WORK TO COMPLETE:
Provide only the number of lines in the listing that contain the string "JSON".

--- START STORED RECORDS ---

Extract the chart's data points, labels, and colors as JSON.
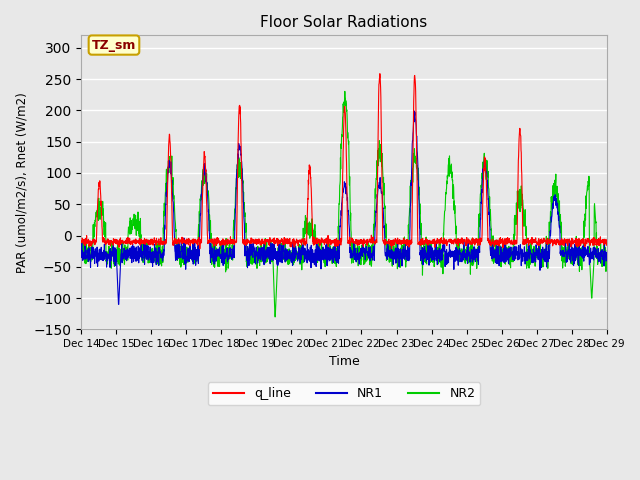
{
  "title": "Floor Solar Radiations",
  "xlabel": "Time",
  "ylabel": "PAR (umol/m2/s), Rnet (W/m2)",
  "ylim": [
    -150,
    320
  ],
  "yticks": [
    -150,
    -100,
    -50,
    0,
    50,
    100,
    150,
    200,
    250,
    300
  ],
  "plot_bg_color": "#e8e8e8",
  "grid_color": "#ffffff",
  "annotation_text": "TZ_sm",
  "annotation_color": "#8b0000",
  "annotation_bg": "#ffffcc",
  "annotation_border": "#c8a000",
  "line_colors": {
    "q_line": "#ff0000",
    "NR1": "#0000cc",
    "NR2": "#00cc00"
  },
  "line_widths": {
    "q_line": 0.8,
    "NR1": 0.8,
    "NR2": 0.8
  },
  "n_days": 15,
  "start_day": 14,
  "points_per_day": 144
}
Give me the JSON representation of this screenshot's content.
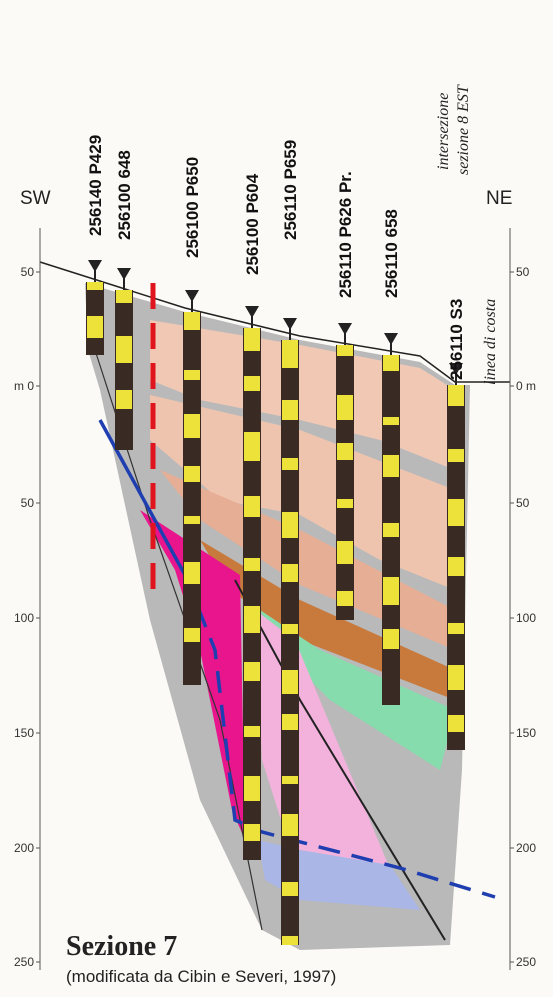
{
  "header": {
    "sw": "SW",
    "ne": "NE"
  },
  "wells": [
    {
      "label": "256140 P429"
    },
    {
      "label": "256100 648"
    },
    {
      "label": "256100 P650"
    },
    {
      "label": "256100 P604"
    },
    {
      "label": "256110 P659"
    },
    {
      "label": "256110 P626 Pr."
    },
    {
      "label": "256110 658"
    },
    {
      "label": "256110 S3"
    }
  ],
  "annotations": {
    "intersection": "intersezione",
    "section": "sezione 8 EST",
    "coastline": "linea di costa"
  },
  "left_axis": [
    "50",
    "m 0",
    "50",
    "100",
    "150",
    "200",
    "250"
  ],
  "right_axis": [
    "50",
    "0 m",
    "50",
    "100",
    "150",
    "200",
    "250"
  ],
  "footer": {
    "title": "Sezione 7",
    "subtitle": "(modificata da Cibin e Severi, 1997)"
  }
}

--- END STORED RECORDS ---

RESULT FOR THIS TASK:
2